<<<<

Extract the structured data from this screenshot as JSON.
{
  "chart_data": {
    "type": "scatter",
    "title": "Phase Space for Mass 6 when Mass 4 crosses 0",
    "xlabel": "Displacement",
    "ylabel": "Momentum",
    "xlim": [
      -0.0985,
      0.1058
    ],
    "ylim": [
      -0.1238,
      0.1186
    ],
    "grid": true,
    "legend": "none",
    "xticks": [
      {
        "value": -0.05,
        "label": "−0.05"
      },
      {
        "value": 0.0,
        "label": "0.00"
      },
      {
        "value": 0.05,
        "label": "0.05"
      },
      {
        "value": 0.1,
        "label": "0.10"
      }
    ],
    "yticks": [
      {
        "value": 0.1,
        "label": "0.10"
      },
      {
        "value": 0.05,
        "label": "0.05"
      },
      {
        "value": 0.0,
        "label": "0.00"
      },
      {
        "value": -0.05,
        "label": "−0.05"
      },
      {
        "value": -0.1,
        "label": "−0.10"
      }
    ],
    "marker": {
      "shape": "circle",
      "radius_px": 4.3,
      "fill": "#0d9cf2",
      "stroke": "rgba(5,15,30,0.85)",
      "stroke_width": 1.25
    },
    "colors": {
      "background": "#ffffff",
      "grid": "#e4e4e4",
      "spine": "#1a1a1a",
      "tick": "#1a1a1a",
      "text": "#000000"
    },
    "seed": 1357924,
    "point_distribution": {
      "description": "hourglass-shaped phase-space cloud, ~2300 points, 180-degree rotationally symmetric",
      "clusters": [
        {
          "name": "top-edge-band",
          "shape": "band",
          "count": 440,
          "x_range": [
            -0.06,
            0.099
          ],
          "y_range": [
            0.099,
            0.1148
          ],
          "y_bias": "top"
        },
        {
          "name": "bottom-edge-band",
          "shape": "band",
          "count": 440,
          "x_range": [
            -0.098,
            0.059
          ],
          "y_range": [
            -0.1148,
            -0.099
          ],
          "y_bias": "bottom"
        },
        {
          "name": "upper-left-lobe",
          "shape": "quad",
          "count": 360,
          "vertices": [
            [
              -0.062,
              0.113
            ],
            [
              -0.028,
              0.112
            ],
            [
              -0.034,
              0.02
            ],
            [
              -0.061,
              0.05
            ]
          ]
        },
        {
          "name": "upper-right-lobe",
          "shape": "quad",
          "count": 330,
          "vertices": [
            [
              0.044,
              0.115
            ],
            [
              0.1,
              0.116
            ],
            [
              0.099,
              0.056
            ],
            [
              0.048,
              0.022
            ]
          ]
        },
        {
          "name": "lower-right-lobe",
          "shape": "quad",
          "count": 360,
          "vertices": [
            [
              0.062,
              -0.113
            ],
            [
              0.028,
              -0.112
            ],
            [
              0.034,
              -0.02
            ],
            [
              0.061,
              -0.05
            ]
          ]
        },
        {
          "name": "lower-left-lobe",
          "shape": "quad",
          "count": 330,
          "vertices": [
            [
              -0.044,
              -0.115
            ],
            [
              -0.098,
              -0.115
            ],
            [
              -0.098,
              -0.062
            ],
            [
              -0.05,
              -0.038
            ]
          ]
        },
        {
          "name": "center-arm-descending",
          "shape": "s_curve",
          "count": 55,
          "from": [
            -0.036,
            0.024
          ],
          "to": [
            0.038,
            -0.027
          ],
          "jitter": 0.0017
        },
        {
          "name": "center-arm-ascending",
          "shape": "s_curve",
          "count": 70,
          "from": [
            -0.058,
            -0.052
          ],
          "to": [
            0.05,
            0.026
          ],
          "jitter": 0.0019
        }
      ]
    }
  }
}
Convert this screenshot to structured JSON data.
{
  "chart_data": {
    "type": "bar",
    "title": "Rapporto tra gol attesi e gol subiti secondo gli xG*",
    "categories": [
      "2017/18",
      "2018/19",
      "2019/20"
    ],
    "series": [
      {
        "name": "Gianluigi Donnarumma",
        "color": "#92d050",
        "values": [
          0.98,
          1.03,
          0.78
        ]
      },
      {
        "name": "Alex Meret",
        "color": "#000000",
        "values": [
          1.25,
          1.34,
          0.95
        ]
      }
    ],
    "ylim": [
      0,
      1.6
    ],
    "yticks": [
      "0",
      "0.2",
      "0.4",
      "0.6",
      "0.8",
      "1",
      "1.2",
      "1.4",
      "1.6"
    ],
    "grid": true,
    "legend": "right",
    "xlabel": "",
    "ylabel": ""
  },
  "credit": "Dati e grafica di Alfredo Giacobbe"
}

>>>>
<<<<

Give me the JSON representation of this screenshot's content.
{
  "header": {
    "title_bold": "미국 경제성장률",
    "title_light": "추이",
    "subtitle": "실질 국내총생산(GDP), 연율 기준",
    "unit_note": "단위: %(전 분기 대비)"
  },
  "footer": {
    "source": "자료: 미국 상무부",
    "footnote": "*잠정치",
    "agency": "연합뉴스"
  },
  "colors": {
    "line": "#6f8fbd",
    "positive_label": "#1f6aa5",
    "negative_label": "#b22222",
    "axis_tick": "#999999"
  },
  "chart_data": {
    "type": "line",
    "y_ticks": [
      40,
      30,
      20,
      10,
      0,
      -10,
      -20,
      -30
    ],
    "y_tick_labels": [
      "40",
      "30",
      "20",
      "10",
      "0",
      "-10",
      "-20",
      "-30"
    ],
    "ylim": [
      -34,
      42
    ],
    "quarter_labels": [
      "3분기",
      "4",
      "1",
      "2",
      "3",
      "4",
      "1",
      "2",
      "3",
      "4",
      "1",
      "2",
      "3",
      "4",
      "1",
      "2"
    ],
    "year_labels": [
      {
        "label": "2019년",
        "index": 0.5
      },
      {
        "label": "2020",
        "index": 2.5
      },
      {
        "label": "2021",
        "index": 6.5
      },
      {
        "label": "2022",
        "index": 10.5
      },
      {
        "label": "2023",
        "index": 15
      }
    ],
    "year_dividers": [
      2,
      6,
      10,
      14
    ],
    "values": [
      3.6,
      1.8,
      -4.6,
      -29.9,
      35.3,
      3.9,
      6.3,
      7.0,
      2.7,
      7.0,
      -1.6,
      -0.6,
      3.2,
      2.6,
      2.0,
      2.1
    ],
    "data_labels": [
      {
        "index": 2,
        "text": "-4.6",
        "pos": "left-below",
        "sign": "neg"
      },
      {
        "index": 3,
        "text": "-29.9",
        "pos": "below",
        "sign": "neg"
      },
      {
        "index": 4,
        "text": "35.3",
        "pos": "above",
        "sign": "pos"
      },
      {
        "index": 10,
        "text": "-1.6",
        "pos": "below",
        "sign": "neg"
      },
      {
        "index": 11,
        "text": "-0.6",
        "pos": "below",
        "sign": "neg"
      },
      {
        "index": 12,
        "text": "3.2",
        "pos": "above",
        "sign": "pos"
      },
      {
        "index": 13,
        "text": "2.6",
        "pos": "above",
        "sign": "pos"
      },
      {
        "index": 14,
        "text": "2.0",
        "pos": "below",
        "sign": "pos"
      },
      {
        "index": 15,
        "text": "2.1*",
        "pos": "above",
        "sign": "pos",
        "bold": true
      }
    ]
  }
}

>>>>

Objective: Filter lines by "name" and return each hit.

Solution for this task:
          "name": "top-edge-band",
          "name": "bottom-edge-band",
          "name": "upper-left-lobe",
          "name": "upper-right-lobe",
          "name": "lower-right-lobe",
          "name": "lower-left-lobe",
          "name": "center-arm-descending",
          "name": "center-arm-ascending",
        "name": "Gianluigi Donnarumma",
        "name": "Alex Meret",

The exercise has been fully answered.